** begin Supplied information **

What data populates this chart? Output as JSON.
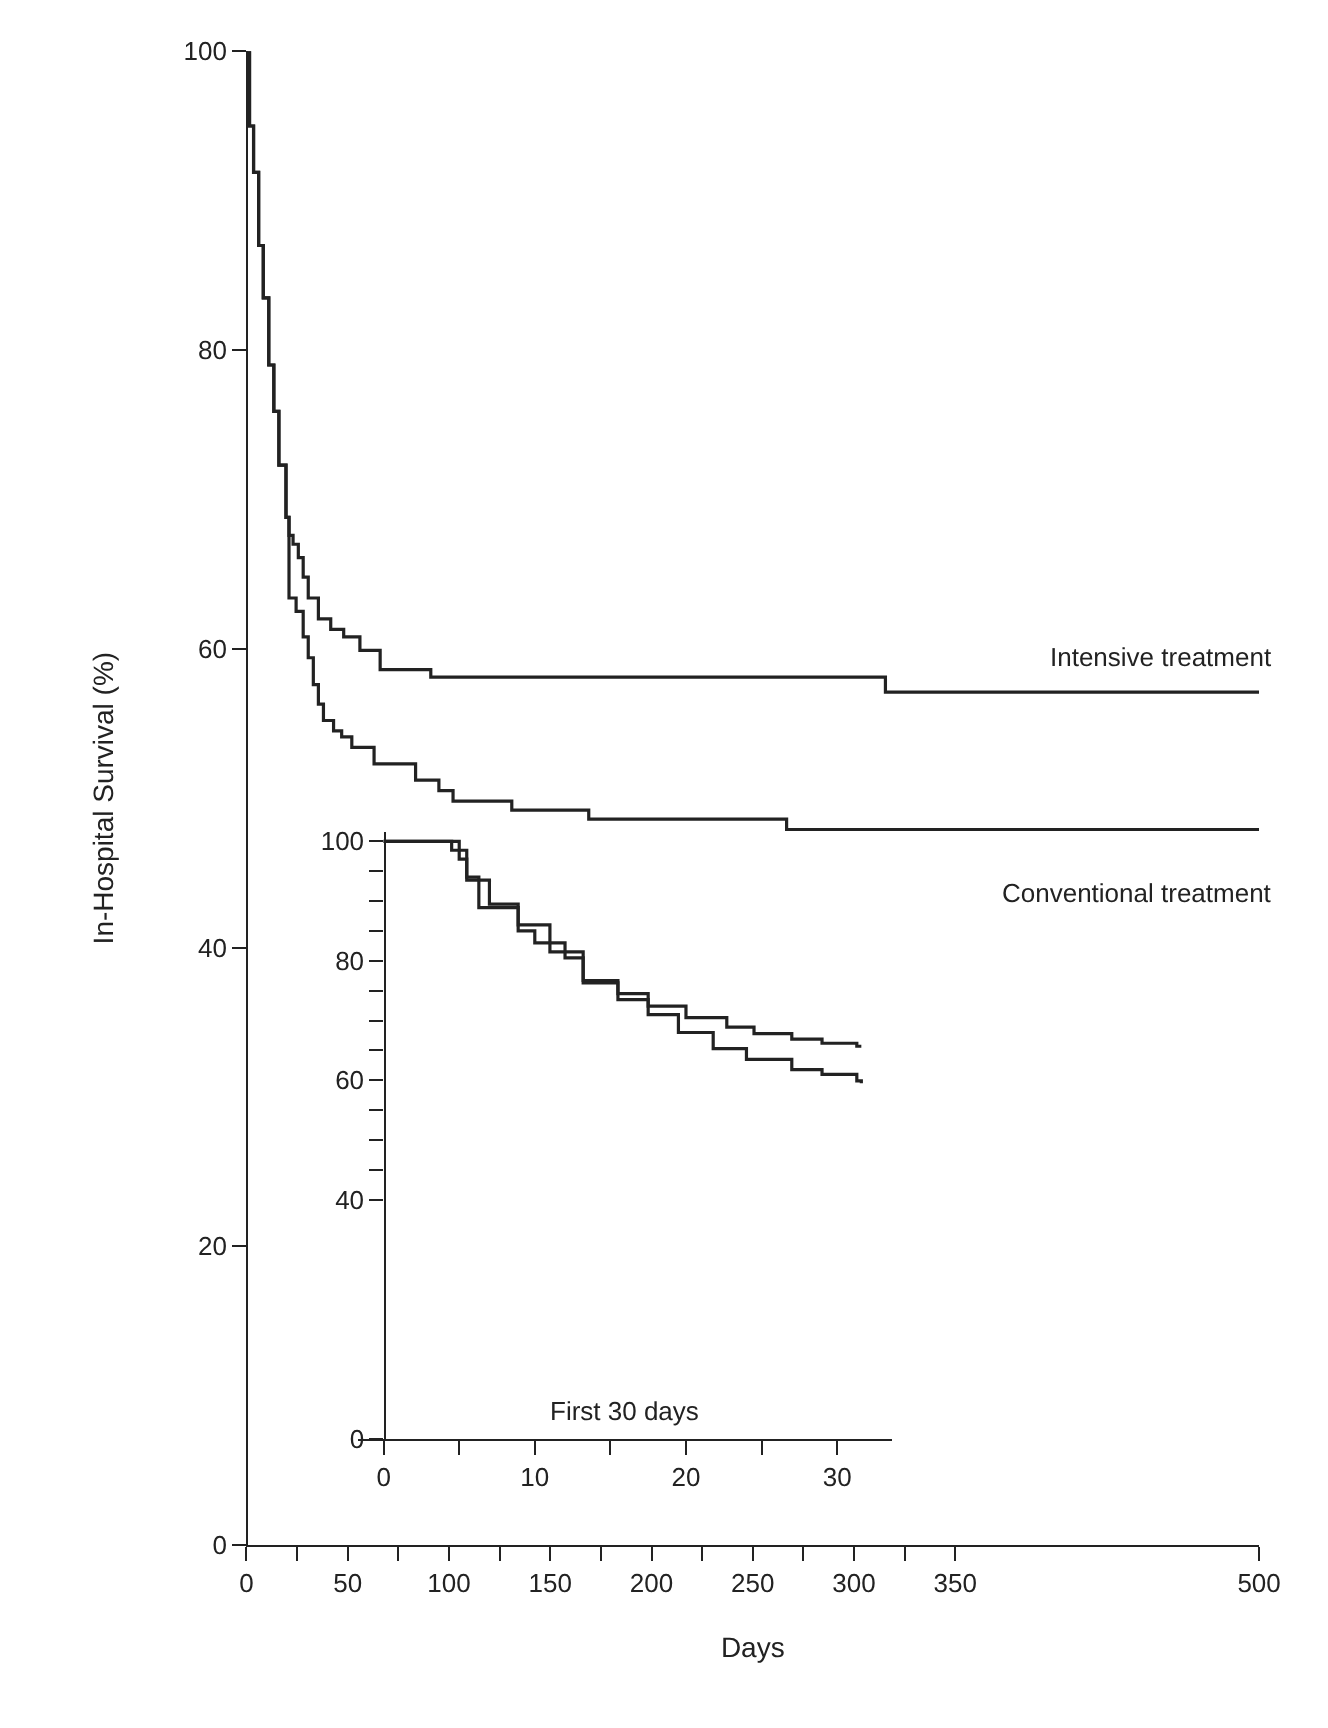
{
  "chart_data": [
    {
      "type": "step",
      "xlabel": "Days",
      "ylabel": "In-Hospital Survival (%)",
      "xlim": [
        0,
        500
      ],
      "ylim": [
        0,
        100
      ],
      "xticks": [
        0,
        {
          "value": 25,
          "label": null
        },
        50,
        {
          "value": 75,
          "label": null
        },
        100,
        {
          "value": 125,
          "label": null
        },
        150,
        {
          "value": 175,
          "label": null
        },
        200,
        {
          "value": 225,
          "label": null
        },
        250,
        {
          "value": 275,
          "label": null
        },
        300,
        {
          "value": 325,
          "label": null
        },
        350,
        500
      ],
      "yticks": [
        0,
        20,
        40,
        60,
        80,
        100
      ],
      "series": [
        {
          "name": "Intensive treatment",
          "color": "#222222",
          "x": [
            0,
            1.5,
            3.5,
            6,
            8.3,
            11,
            13.5,
            16,
            19.5,
            21,
            23,
            25.6,
            28,
            30.5,
            35.5,
            41.6,
            48,
            56,
            66,
            91,
            315.5,
            375,
            500
          ],
          "values": [
            100,
            95,
            91.9,
            87,
            83.5,
            79,
            75.9,
            72.3,
            68.8,
            67.6,
            67,
            66.1,
            64.8,
            63.4,
            62,
            61.3,
            60.8,
            59.9,
            58.6,
            58.1,
            57.1,
            57.1,
            57.1
          ]
        },
        {
          "name": "Conventional treatment",
          "color": "#222222",
          "x": [
            0,
            1.5,
            3.5,
            6,
            8.3,
            11,
            13.5,
            16,
            19.5,
            21,
            24.5,
            28,
            30.5,
            33,
            35.5,
            38,
            43,
            47,
            52,
            63,
            83.5,
            95,
            102,
            131,
            169,
            266.7,
            375,
            500
          ],
          "values": [
            100,
            95,
            91.9,
            87,
            83.5,
            79,
            75.9,
            72.3,
            68.8,
            63.4,
            62.5,
            60.8,
            59.4,
            57.6,
            56.3,
            55.2,
            54.5,
            54.1,
            53.4,
            52.3,
            51.2,
            50.5,
            49.8,
            49.2,
            48.6,
            47.9,
            47.9,
            47.9
          ]
        }
      ]
    },
    {
      "type": "step",
      "annotations": [
        "First 30 days"
      ],
      "xlim": [
        -1.7,
        33.6
      ],
      "ylim": [
        0,
        101.5
      ],
      "xticks": [
        0,
        {
          "value": 5,
          "label": null
        },
        10,
        {
          "value": 15,
          "label": null
        },
        20,
        {
          "value": 25,
          "label": null
        },
        30
      ],
      "yticks": [
        0,
        40,
        {
          "value": 45,
          "label": null
        },
        {
          "value": 50,
          "label": null
        },
        {
          "value": 55,
          "label": null
        },
        60,
        {
          "value": 65,
          "label": null
        },
        {
          "value": 70,
          "label": null
        },
        {
          "value": 75,
          "label": null
        },
        80,
        {
          "value": 85,
          "label": null
        },
        {
          "value": 90,
          "label": null
        },
        {
          "value": 95,
          "label": null
        },
        100
      ],
      "series": [
        {
          "color": "#222222",
          "x": [
            0,
            4.5,
            5,
            5.5,
            7,
            8.9,
            10,
            12,
            13.2,
            15.5,
            17.5,
            20,
            22.7,
            24.5,
            27,
            29,
            31.3,
            31.6
          ],
          "values": [
            100,
            100,
            97,
            93.5,
            89.5,
            85,
            83,
            80.5,
            76.7,
            74.5,
            72.4,
            70.5,
            68.9,
            67.8,
            66.9,
            66.2,
            65.7,
            65.7
          ]
        },
        {
          "color": "#222222",
          "x": [
            0,
            4,
            4.5,
            5.5,
            6.3,
            8.9,
            11,
            13.2,
            15.5,
            17.5,
            19.5,
            21.8,
            24,
            27,
            29,
            31.3,
            31.6
          ],
          "values": [
            100,
            100,
            98.5,
            94,
            88.9,
            86,
            81.5,
            76.3,
            73.5,
            71,
            68,
            65.3,
            63.5,
            61.8,
            61,
            59.9,
            59.5
          ]
        }
      ]
    }
  ]
}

** end Supplied information **

● Stated problem
Copy out all the data exactly; skip the pictures.

● Solved exercise
What data populates this chart? Output as JSON.
{
  "chart_data": [
    {
      "type": "step",
      "xlabel": "Days",
      "ylabel": "In-Hospital Survival (%)",
      "xlim": [
        0,
        500
      ],
      "ylim": [
        0,
        100
      ],
      "xticks": [
        0,
        {
          "value": 25,
          "label": null
        },
        50,
        {
          "value": 75,
          "label": null
        },
        100,
        {
          "value": 125,
          "label": null
        },
        150,
        {
          "value": 175,
          "label": null
        },
        200,
        {
          "value": 225,
          "label": null
        },
        250,
        {
          "value": 275,
          "label": null
        },
        300,
        {
          "value": 325,
          "label": null
        },
        350,
        500
      ],
      "yticks": [
        0,
        20,
        40,
        60,
        80,
        100
      ],
      "series": [
        {
          "name": "Intensive treatment",
          "color": "#222222",
          "x": [
            0,
            1.5,
            3.5,
            6,
            8.3,
            11,
            13.5,
            16,
            19.5,
            21,
            23,
            25.6,
            28,
            30.5,
            35.5,
            41.6,
            48,
            56,
            66,
            91,
            315.5,
            375,
            500
          ],
          "values": [
            100,
            95,
            91.9,
            87,
            83.5,
            79,
            75.9,
            72.3,
            68.8,
            67.6,
            67,
            66.1,
            64.8,
            63.4,
            62,
            61.3,
            60.8,
            59.9,
            58.6,
            58.1,
            57.1,
            57.1,
            57.1
          ]
        },
        {
          "name": "Conventional treatment",
          "color": "#222222",
          "x": [
            0,
            1.5,
            3.5,
            6,
            8.3,
            11,
            13.5,
            16,
            19.5,
            21,
            24.5,
            28,
            30.5,
            33,
            35.5,
            38,
            43,
            47,
            52,
            63,
            83.5,
            95,
            102,
            131,
            169,
            266.7,
            375,
            500
          ],
          "values": [
            100,
            95,
            91.9,
            87,
            83.5,
            79,
            75.9,
            72.3,
            68.8,
            63.4,
            62.5,
            60.8,
            59.4,
            57.6,
            56.3,
            55.2,
            54.5,
            54.1,
            53.4,
            52.3,
            51.2,
            50.5,
            49.8,
            49.2,
            48.6,
            47.9,
            47.9,
            47.9
          ]
        }
      ]
    },
    {
      "type": "step",
      "annotations": [
        "First 30 days"
      ],
      "xlim": [
        -1.7,
        33.6
      ],
      "ylim": [
        0,
        101.5
      ],
      "xticks": [
        0,
        {
          "value": 5,
          "label": null
        },
        10,
        {
          "value": 15,
          "label": null
        },
        20,
        {
          "value": 25,
          "label": null
        },
        30
      ],
      "yticks": [
        0,
        40,
        {
          "value": 45,
          "label": null
        },
        {
          "value": 50,
          "label": null
        },
        {
          "value": 55,
          "label": null
        },
        60,
        {
          "value": 65,
          "label": null
        },
        {
          "value": 70,
          "label": null
        },
        {
          "value": 75,
          "label": null
        },
        80,
        {
          "value": 85,
          "label": null
        },
        {
          "value": 90,
          "label": null
        },
        {
          "value": 95,
          "label": null
        },
        100
      ],
      "series": [
        {
          "color": "#222222",
          "x": [
            0,
            4.5,
            5,
            5.5,
            7,
            8.9,
            10,
            12,
            13.2,
            15.5,
            17.5,
            20,
            22.7,
            24.5,
            27,
            29,
            31.3,
            31.6
          ],
          "values": [
            100,
            100,
            97,
            93.5,
            89.5,
            85,
            83,
            80.5,
            76.7,
            74.5,
            72.4,
            70.5,
            68.9,
            67.8,
            66.9,
            66.2,
            65.7,
            65.7
          ]
        },
        {
          "color": "#222222",
          "x": [
            0,
            4,
            4.5,
            5.5,
            6.3,
            8.9,
            11,
            13.2,
            15.5,
            17.5,
            19.5,
            21.8,
            24,
            27,
            29,
            31.3,
            31.6
          ],
          "values": [
            100,
            100,
            98.5,
            94,
            88.9,
            86,
            81.5,
            76.3,
            73.5,
            71,
            68,
            65.3,
            63.5,
            61.8,
            61,
            59.9,
            59.5
          ]
        }
      ]
    }
  ]
}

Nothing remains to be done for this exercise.